* [What you should do]
Write out the full listing again, exactly as it stands.
※ ※ ※
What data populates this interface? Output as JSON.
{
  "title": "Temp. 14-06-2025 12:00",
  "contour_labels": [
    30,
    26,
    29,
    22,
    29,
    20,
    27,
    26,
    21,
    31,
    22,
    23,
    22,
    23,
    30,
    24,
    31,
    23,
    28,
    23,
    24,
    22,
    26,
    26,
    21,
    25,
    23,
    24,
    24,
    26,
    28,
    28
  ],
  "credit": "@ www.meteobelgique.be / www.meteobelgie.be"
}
※ ※ ※
* [Response to this task]
What data populates this interface? Output as JSON.
{
  "title": "Temp. 14-06-2025 12:00",
  "contour_labels": [
    30,
    26,
    29,
    22,
    29,
    20,
    27,
    26,
    21,
    31,
    22,
    23,
    22,
    23,
    30,
    24,
    31,
    23,
    28,
    23,
    24,
    22,
    26,
    26,
    21,
    25,
    23,
    24,
    24,
    26,
    28,
    28
  ],
  "credit": "@ www.meteobelgique.be / www.meteobelgie.be"
}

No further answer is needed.